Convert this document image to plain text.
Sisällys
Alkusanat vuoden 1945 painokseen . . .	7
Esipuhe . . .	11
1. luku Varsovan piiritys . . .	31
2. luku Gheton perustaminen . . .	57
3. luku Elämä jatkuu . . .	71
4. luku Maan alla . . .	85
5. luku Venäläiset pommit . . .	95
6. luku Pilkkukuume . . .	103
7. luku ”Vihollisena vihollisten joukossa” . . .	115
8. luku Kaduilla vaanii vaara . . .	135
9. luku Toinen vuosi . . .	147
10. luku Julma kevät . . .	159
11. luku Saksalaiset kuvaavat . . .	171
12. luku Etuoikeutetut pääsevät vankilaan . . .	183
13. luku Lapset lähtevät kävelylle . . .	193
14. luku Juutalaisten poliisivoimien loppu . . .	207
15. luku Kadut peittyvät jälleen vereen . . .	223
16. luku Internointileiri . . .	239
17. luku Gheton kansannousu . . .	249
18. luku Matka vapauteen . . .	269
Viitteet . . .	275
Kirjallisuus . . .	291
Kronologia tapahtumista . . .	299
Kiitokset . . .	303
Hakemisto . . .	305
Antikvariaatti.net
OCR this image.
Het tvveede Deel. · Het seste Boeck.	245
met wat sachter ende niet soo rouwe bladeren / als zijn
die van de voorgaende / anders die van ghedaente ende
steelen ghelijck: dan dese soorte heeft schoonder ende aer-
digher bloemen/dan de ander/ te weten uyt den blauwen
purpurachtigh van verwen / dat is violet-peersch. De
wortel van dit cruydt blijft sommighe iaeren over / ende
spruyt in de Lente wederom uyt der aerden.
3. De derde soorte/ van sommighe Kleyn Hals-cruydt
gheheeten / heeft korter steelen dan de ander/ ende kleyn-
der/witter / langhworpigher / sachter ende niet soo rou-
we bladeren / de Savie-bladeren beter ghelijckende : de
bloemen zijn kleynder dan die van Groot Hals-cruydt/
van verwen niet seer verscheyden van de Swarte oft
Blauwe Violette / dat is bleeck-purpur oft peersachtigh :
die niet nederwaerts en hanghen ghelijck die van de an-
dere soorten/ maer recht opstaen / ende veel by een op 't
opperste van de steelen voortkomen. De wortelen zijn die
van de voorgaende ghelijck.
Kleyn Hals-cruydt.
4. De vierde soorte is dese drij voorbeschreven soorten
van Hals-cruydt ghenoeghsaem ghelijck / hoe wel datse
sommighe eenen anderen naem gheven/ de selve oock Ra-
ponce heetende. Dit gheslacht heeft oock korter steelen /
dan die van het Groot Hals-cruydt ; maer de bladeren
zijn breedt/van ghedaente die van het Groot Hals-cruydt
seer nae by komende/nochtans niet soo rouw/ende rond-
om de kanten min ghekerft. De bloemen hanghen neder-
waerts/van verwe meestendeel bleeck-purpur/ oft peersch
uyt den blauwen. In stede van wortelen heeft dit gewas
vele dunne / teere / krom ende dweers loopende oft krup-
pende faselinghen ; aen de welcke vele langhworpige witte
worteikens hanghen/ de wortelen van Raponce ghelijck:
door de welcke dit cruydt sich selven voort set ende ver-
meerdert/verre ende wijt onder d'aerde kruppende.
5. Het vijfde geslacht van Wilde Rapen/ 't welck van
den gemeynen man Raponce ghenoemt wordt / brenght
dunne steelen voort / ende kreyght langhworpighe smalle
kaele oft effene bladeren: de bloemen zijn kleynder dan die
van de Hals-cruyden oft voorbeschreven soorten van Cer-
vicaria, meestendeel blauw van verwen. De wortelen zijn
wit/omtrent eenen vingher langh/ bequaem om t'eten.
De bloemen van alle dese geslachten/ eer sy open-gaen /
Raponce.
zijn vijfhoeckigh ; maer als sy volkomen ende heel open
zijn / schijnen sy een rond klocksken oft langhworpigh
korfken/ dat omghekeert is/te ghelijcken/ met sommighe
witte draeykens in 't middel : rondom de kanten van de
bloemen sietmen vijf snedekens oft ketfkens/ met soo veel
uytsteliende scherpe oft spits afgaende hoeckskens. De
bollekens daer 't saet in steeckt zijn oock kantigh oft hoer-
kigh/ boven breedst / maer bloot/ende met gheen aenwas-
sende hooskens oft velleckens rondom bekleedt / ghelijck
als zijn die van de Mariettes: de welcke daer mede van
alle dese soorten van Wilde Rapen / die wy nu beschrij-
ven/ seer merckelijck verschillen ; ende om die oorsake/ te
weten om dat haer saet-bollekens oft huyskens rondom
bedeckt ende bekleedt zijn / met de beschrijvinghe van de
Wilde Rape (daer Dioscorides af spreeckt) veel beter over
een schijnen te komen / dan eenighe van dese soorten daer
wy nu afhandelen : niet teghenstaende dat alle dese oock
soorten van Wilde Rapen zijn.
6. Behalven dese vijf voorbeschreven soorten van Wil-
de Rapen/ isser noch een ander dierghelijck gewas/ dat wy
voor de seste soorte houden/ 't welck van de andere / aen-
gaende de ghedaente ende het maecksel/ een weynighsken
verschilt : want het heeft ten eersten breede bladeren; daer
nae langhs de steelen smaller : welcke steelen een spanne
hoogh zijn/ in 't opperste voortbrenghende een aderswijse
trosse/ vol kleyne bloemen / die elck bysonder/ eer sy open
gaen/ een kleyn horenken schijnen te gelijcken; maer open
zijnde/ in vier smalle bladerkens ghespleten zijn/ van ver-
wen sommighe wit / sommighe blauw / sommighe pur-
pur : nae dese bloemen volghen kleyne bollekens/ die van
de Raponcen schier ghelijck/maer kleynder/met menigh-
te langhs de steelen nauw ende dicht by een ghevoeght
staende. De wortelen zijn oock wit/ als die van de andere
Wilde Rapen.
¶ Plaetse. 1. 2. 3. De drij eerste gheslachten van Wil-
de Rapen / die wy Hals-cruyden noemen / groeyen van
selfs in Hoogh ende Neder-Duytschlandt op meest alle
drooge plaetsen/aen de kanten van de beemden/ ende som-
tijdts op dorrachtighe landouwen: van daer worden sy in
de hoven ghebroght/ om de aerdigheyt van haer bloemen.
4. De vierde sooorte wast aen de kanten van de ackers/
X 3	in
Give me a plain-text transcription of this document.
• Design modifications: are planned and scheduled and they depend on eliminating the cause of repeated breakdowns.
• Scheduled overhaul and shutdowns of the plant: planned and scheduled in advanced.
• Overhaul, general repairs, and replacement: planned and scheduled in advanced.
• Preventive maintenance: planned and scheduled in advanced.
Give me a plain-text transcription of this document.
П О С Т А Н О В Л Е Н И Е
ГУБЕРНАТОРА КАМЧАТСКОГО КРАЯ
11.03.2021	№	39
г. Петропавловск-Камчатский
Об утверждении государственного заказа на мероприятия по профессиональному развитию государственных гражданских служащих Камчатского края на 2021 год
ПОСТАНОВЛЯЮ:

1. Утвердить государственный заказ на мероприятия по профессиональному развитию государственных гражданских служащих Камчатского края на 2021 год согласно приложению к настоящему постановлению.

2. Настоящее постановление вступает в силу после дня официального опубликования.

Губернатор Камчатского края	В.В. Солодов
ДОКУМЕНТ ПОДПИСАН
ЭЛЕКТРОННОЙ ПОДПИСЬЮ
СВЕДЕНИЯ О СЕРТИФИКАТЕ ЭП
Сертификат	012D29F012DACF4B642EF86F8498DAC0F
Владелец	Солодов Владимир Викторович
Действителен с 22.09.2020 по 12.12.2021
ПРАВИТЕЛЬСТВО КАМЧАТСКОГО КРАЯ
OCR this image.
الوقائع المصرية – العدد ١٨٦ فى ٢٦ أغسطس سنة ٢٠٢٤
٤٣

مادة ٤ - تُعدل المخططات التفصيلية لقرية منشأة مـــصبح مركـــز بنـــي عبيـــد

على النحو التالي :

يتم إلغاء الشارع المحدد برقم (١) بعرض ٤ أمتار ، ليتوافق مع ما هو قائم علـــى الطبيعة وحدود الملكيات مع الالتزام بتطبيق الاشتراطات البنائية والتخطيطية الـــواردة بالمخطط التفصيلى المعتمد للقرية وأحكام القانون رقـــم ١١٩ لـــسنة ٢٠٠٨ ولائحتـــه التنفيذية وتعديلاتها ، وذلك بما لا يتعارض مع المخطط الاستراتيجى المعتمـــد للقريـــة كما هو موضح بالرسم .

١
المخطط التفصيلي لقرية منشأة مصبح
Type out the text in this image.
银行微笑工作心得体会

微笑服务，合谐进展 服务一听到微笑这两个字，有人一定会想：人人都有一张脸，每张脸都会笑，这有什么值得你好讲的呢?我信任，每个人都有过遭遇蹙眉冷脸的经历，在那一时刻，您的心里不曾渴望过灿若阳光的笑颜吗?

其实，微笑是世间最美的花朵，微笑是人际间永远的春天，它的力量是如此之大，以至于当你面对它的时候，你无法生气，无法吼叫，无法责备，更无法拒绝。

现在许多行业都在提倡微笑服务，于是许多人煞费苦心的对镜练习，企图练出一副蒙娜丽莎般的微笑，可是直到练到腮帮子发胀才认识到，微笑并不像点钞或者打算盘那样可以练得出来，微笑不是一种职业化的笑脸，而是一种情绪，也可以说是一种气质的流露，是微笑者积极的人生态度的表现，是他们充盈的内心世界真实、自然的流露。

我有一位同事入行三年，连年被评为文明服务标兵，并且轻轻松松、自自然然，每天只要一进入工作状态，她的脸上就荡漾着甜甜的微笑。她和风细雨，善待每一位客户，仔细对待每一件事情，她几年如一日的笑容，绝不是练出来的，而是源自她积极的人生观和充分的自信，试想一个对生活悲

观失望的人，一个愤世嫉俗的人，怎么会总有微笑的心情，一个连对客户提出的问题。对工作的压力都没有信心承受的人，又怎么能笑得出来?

..............................

▸ **What you need to do**:
Collect the lines of the data that carry the word "schijnen".

▸ **Reply**:
zijn / schijnen sy een rond klocksken oft langhworpigh
een schijnen te komen / dan eenighe van dese soorten daer
gaen/ een kleyn horenken schijnen te gelijcken; maer open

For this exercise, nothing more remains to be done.